▸ Problem description:
Transcribe the records below exactly as they appear, omitting any pictures.

▸ Information supplied:
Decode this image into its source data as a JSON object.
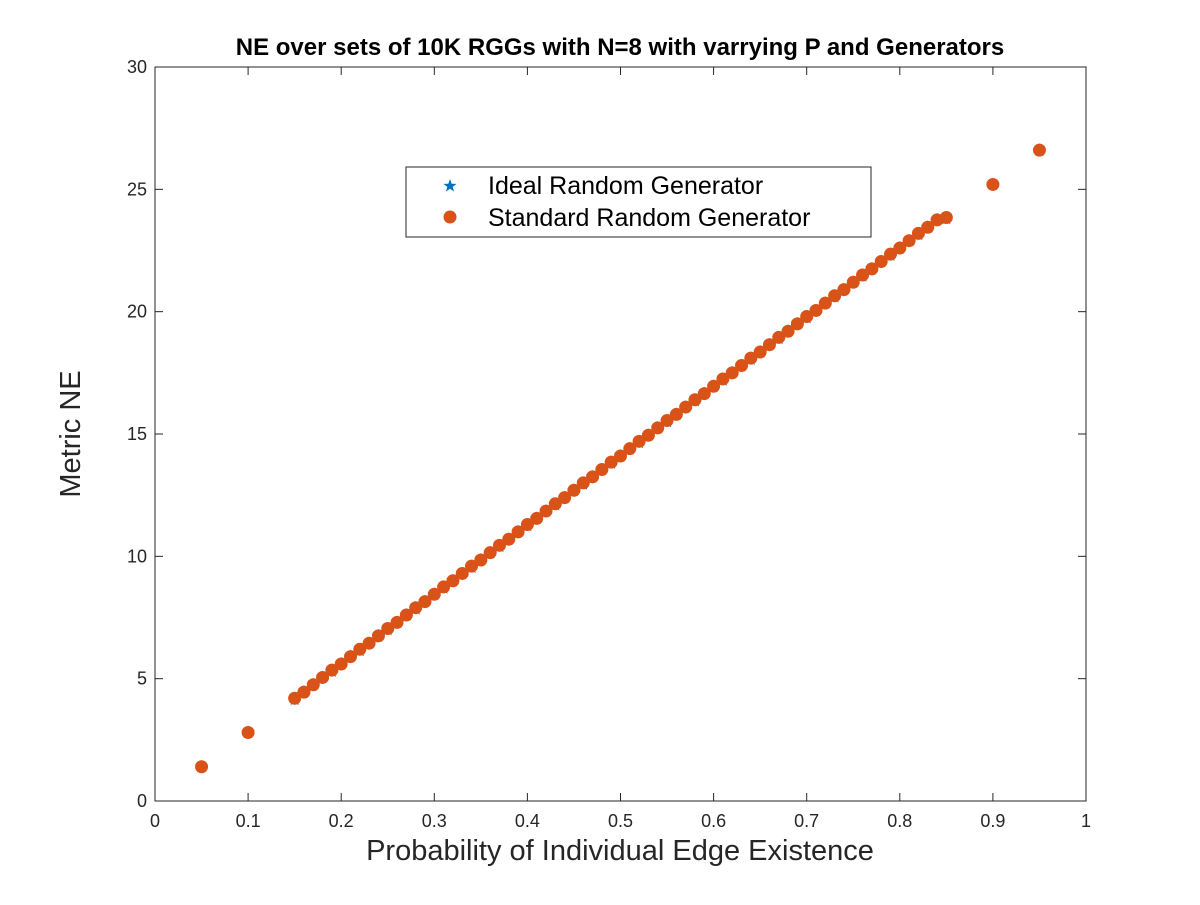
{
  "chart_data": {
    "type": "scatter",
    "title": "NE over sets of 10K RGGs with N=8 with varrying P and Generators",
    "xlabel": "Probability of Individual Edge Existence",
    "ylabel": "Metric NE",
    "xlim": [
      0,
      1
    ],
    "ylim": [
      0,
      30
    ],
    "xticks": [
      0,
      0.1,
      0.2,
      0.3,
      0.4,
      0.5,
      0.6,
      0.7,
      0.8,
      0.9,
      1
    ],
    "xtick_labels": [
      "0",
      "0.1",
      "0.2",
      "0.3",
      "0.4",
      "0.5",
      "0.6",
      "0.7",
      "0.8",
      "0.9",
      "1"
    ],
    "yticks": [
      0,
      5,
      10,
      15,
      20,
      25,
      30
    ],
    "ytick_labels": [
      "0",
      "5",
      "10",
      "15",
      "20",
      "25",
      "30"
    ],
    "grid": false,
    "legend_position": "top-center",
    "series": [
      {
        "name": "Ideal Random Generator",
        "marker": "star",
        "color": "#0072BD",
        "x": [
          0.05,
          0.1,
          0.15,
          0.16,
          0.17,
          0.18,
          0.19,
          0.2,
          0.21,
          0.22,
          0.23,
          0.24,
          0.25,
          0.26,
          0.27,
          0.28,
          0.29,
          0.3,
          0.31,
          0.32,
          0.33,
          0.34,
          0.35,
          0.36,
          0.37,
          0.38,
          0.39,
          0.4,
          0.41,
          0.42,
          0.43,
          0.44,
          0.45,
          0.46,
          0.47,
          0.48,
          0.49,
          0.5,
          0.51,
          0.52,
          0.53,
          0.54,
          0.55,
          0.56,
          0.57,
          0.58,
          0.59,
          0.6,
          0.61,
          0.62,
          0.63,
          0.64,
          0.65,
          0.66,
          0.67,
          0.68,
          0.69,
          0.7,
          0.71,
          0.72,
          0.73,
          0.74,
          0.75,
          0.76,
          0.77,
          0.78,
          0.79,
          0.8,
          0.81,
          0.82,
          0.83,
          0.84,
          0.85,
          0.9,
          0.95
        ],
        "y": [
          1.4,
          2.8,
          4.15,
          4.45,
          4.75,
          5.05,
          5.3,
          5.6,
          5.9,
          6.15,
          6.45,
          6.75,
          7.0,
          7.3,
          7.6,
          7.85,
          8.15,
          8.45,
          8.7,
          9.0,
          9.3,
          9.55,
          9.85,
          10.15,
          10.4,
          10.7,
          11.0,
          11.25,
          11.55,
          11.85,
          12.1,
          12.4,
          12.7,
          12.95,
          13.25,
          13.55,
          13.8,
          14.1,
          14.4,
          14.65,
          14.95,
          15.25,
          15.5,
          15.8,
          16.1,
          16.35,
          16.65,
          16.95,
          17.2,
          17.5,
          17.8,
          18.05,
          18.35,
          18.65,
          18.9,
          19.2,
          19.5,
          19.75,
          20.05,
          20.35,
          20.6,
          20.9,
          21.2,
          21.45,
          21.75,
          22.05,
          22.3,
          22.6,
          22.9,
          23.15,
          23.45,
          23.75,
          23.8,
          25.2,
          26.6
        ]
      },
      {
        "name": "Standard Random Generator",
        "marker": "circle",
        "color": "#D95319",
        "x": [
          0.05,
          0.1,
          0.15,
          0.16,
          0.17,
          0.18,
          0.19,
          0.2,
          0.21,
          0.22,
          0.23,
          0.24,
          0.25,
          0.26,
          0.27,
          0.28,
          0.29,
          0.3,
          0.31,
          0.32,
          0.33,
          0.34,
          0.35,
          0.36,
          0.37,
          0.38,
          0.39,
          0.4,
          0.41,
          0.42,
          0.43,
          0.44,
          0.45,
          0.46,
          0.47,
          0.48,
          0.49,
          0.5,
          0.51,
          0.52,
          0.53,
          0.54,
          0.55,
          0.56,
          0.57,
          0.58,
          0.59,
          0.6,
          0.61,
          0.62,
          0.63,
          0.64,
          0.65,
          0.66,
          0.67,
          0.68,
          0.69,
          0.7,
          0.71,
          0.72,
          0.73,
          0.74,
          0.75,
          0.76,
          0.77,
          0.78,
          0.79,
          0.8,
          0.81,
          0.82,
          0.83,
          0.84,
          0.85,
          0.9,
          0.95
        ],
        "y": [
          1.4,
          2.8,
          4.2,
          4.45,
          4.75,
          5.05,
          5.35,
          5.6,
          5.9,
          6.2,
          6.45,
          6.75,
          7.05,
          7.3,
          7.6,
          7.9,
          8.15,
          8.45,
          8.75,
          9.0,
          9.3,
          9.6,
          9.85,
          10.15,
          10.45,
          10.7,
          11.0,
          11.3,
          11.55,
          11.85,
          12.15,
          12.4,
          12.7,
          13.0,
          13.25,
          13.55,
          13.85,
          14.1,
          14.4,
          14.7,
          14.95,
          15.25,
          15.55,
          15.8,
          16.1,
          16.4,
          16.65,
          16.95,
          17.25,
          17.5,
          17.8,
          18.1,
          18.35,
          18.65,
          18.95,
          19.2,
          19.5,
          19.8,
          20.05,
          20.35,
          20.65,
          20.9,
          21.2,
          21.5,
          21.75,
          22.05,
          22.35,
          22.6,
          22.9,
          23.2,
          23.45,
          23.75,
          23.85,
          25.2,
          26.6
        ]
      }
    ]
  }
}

▸ Answer to the exercise:
Decode this image into its source data as a JSON object.
{
  "chart_data": {
    "type": "scatter",
    "title": "NE over sets of 10K RGGs with N=8 with varrying P and Generators",
    "xlabel": "Probability of Individual Edge Existence",
    "ylabel": "Metric NE",
    "xlim": [
      0,
      1
    ],
    "ylim": [
      0,
      30
    ],
    "xticks": [
      0,
      0.1,
      0.2,
      0.3,
      0.4,
      0.5,
      0.6,
      0.7,
      0.8,
      0.9,
      1
    ],
    "xtick_labels": [
      "0",
      "0.1",
      "0.2",
      "0.3",
      "0.4",
      "0.5",
      "0.6",
      "0.7",
      "0.8",
      "0.9",
      "1"
    ],
    "yticks": [
      0,
      5,
      10,
      15,
      20,
      25,
      30
    ],
    "ytick_labels": [
      "0",
      "5",
      "10",
      "15",
      "20",
      "25",
      "30"
    ],
    "grid": false,
    "legend_position": "top-center",
    "series": [
      {
        "name": "Ideal Random Generator",
        "marker": "star",
        "color": "#0072BD",
        "x": [
          0.05,
          0.1,
          0.15,
          0.16,
          0.17,
          0.18,
          0.19,
          0.2,
          0.21,
          0.22,
          0.23,
          0.24,
          0.25,
          0.26,
          0.27,
          0.28,
          0.29,
          0.3,
          0.31,
          0.32,
          0.33,
          0.34,
          0.35,
          0.36,
          0.37,
          0.38,
          0.39,
          0.4,
          0.41,
          0.42,
          0.43,
          0.44,
          0.45,
          0.46,
          0.47,
          0.48,
          0.49,
          0.5,
          0.51,
          0.52,
          0.53,
          0.54,
          0.55,
          0.56,
          0.57,
          0.58,
          0.59,
          0.6,
          0.61,
          0.62,
          0.63,
          0.64,
          0.65,
          0.66,
          0.67,
          0.68,
          0.69,
          0.7,
          0.71,
          0.72,
          0.73,
          0.74,
          0.75,
          0.76,
          0.77,
          0.78,
          0.79,
          0.8,
          0.81,
          0.82,
          0.83,
          0.84,
          0.85,
          0.9,
          0.95
        ],
        "y": [
          1.4,
          2.8,
          4.15,
          4.45,
          4.75,
          5.05,
          5.3,
          5.6,
          5.9,
          6.15,
          6.45,
          6.75,
          7.0,
          7.3,
          7.6,
          7.85,
          8.15,
          8.45,
          8.7,
          9.0,
          9.3,
          9.55,
          9.85,
          10.15,
          10.4,
          10.7,
          11.0,
          11.25,
          11.55,
          11.85,
          12.1,
          12.4,
          12.7,
          12.95,
          13.25,
          13.55,
          13.8,
          14.1,
          14.4,
          14.65,
          14.95,
          15.25,
          15.5,
          15.8,
          16.1,
          16.35,
          16.65,
          16.95,
          17.2,
          17.5,
          17.8,
          18.05,
          18.35,
          18.65,
          18.9,
          19.2,
          19.5,
          19.75,
          20.05,
          20.35,
          20.6,
          20.9,
          21.2,
          21.45,
          21.75,
          22.05,
          22.3,
          22.6,
          22.9,
          23.15,
          23.45,
          23.75,
          23.8,
          25.2,
          26.6
        ]
      },
      {
        "name": "Standard Random Generator",
        "marker": "circle",
        "color": "#D95319",
        "x": [
          0.05,
          0.1,
          0.15,
          0.16,
          0.17,
          0.18,
          0.19,
          0.2,
          0.21,
          0.22,
          0.23,
          0.24,
          0.25,
          0.26,
          0.27,
          0.28,
          0.29,
          0.3,
          0.31,
          0.32,
          0.33,
          0.34,
          0.35,
          0.36,
          0.37,
          0.38,
          0.39,
          0.4,
          0.41,
          0.42,
          0.43,
          0.44,
          0.45,
          0.46,
          0.47,
          0.48,
          0.49,
          0.5,
          0.51,
          0.52,
          0.53,
          0.54,
          0.55,
          0.56,
          0.57,
          0.58,
          0.59,
          0.6,
          0.61,
          0.62,
          0.63,
          0.64,
          0.65,
          0.66,
          0.67,
          0.68,
          0.69,
          0.7,
          0.71,
          0.72,
          0.73,
          0.74,
          0.75,
          0.76,
          0.77,
          0.78,
          0.79,
          0.8,
          0.81,
          0.82,
          0.83,
          0.84,
          0.85,
          0.9,
          0.95
        ],
        "y": [
          1.4,
          2.8,
          4.2,
          4.45,
          4.75,
          5.05,
          5.35,
          5.6,
          5.9,
          6.2,
          6.45,
          6.75,
          7.05,
          7.3,
          7.6,
          7.9,
          8.15,
          8.45,
          8.75,
          9.0,
          9.3,
          9.6,
          9.85,
          10.15,
          10.45,
          10.7,
          11.0,
          11.3,
          11.55,
          11.85,
          12.15,
          12.4,
          12.7,
          13.0,
          13.25,
          13.55,
          13.85,
          14.1,
          14.4,
          14.7,
          14.95,
          15.25,
          15.55,
          15.8,
          16.1,
          16.4,
          16.65,
          16.95,
          17.25,
          17.5,
          17.8,
          18.1,
          18.35,
          18.65,
          18.95,
          19.2,
          19.5,
          19.8,
          20.05,
          20.35,
          20.65,
          20.9,
          21.2,
          21.5,
          21.75,
          22.05,
          22.35,
          22.6,
          22.9,
          23.2,
          23.45,
          23.75,
          23.85,
          25.2,
          26.6
        ]
      }
    ]
  }
}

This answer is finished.